━━ Data records

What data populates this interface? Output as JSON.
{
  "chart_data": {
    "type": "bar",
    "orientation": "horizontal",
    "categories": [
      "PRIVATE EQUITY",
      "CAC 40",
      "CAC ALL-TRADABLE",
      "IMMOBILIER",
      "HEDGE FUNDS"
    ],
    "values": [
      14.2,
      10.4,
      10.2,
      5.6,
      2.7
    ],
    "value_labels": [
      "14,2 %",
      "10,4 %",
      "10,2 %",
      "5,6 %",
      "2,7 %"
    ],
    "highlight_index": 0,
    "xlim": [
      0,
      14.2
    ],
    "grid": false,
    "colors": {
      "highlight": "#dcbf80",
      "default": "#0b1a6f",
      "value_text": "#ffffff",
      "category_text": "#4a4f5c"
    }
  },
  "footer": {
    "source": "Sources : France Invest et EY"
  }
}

━━━━

Exercise directions -> Retype the material above, line by line, exactly.

Final result ->
What data populates this interface? Output as JSON.
{
  "chart_data": {
    "type": "bar",
    "orientation": "horizontal",
    "categories": [
      "PRIVATE EQUITY",
      "CAC 40",
      "CAC ALL-TRADABLE",
      "IMMOBILIER",
      "HEDGE FUNDS"
    ],
    "values": [
      14.2,
      10.4,
      10.2,
      5.6,
      2.7
    ],
    "value_labels": [
      "14,2 %",
      "10,4 %",
      "10,2 %",
      "5,6 %",
      "2,7 %"
    ],
    "highlight_index": 0,
    "xlim": [
      0,
      14.2
    ],
    "grid": false,
    "colors": {
      "highlight": "#dcbf80",
      "default": "#0b1a6f",
      "value_text": "#ffffff",
      "category_text": "#4a4f5c"
    }
  },
  "footer": {
    "source": "Sources : France Invest et EY"
  }
}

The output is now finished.